● SHORT TASK: Your task is to copy each line that has the word "signal".

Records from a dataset
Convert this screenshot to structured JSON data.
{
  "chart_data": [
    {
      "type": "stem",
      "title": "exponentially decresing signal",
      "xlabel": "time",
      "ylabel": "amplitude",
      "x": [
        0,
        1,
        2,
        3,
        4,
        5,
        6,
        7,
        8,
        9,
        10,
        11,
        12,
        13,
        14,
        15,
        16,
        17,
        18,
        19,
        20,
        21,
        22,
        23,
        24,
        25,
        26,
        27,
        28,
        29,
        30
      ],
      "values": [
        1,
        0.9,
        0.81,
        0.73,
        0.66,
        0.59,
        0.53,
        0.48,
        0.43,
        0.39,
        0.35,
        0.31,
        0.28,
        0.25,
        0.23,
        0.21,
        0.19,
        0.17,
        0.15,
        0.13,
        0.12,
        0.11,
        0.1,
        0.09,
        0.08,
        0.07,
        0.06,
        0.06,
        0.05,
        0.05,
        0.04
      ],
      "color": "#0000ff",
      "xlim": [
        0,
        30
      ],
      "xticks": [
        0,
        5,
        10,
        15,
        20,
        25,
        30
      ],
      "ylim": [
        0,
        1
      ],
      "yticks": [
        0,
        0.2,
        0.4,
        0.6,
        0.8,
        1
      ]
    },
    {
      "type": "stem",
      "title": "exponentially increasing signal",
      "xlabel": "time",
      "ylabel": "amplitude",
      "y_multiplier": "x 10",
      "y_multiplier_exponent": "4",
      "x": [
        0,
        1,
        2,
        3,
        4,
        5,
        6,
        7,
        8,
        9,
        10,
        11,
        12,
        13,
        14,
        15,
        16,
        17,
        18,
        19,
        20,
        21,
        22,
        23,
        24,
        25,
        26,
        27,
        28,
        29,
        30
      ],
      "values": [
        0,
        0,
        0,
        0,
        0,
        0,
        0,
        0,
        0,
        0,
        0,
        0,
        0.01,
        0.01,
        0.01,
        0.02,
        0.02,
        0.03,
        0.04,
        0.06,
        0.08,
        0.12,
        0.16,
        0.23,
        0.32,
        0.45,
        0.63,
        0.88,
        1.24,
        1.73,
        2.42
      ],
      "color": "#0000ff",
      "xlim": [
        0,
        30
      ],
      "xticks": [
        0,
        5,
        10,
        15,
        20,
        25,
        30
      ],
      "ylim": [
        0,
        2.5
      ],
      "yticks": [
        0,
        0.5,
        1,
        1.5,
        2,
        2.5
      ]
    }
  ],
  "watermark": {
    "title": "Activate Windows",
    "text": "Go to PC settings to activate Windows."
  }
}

● RESPONSE BELOW:
      "title": "exponentially decresing signal",
      "title": "exponentially increasing signal",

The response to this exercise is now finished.